### [INPUT]
• • •

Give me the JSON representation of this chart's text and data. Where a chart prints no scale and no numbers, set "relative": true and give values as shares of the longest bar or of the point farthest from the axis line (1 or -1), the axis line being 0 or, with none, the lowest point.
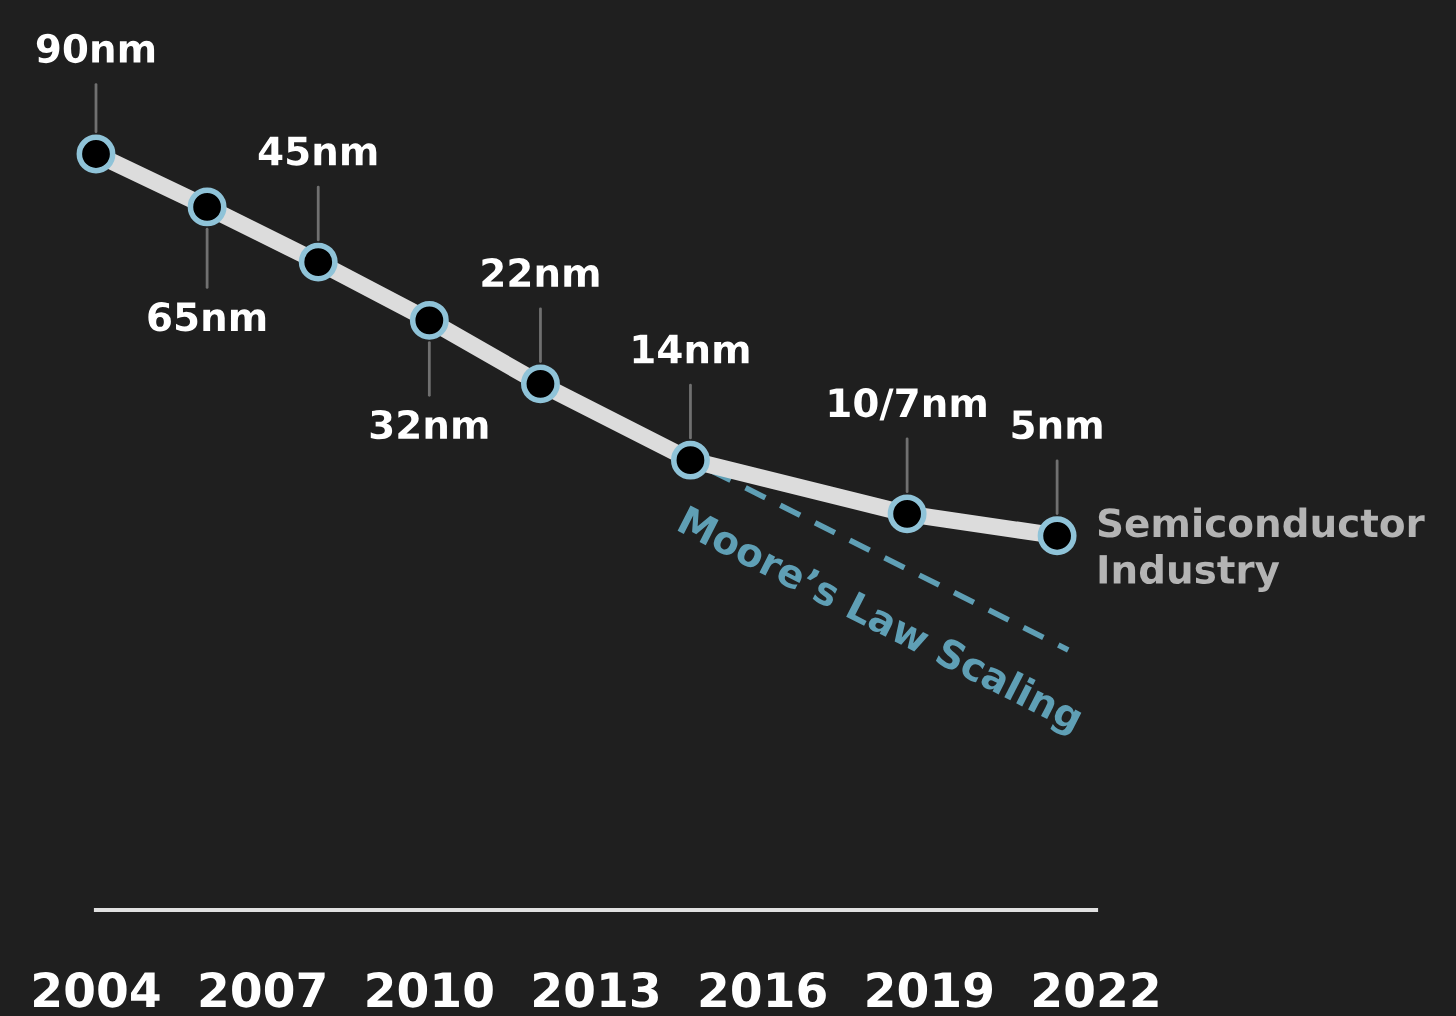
{
  "chart_data": {
    "type": "line",
    "relative": true,
    "xlim": [
      2004,
      2022
    ],
    "xticks": [
      2004,
      2007,
      2010,
      2013,
      2016,
      2019,
      2022
    ],
    "grid": false,
    "legend": false,
    "tick_labels": "x",
    "series": [
      {
        "name": "Semiconductor Industry",
        "color": "#dcdcdc",
        "marker": "circle",
        "line_style": "solid",
        "x": [
          2004,
          2006,
          2008,
          2010,
          2012,
          2014.7,
          2018.6,
          2021.3
        ],
        "values": [
          1,
          0.93,
          0.857,
          0.78,
          0.696,
          0.595,
          0.524,
          0.495
        ]
      },
      {
        "name": "Moore’s Law Scaling",
        "color": "#5f9fb5",
        "marker": "none",
        "line_style": "dashed",
        "x": [
          2014.7,
          2021.5
        ],
        "values": [
          0.595,
          0.344
        ]
      }
    ],
    "annotations": [
      {
        "text": "90nm",
        "x": 2004,
        "y": 1
      },
      {
        "text": "65nm",
        "x": 2006,
        "y": 0.93
      },
      {
        "text": "45nm",
        "x": 2008,
        "y": 0.857
      },
      {
        "text": "32nm",
        "x": 2010,
        "y": 0.78
      },
      {
        "text": "22nm",
        "x": 2012,
        "y": 0.696
      },
      {
        "text": "14nm",
        "x": 2014.7,
        "y": 0.595
      },
      {
        "text": "10/7nm",
        "x": 2018.6,
        "y": 0.524
      },
      {
        "text": "5nm",
        "x": 2021.3,
        "y": 0.495
      }
    ]
  }
}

• • •

### [EXERCISE OBJECTIVE]
Print each of the records above exactly as written, leaving no picture in the copy.

### [EXERCISE ANSWER]
Give me the JSON representation of this chart's text and data. Where a chart prints no scale and no numbers, set "relative": true and give values as shares of the longest bar or of the point farthest from the axis line (1 or -1), the axis line being 0 or, with none, the lowest point.
{
  "chart_data": {
    "type": "line",
    "relative": true,
    "xlim": [
      2004,
      2022
    ],
    "xticks": [
      2004,
      2007,
      2010,
      2013,
      2016,
      2019,
      2022
    ],
    "grid": false,
    "legend": false,
    "tick_labels": "x",
    "series": [
      {
        "name": "Semiconductor Industry",
        "color": "#dcdcdc",
        "marker": "circle",
        "line_style": "solid",
        "x": [
          2004,
          2006,
          2008,
          2010,
          2012,
          2014.7,
          2018.6,
          2021.3
        ],
        "values": [
          1,
          0.93,
          0.857,
          0.78,
          0.696,
          0.595,
          0.524,
          0.495
        ]
      },
      {
        "name": "Moore’s Law Scaling",
        "color": "#5f9fb5",
        "marker": "none",
        "line_style": "dashed",
        "x": [
          2014.7,
          2021.5
        ],
        "values": [
          0.595,
          0.344
        ]
      }
    ],
    "annotations": [
      {
        "text": "90nm",
        "x": 2004,
        "y": 1
      },
      {
        "text": "65nm",
        "x": 2006,
        "y": 0.93
      },
      {
        "text": "45nm",
        "x": 2008,
        "y": 0.857
      },
      {
        "text": "32nm",
        "x": 2010,
        "y": 0.78
      },
      {
        "text": "22nm",
        "x": 2012,
        "y": 0.696
      },
      {
        "text": "14nm",
        "x": 2014.7,
        "y": 0.595
      },
      {
        "text": "10/7nm",
        "x": 2018.6,
        "y": 0.524
      },
      {
        "text": "5nm",
        "x": 2021.3,
        "y": 0.495
      }
    ]
  }
}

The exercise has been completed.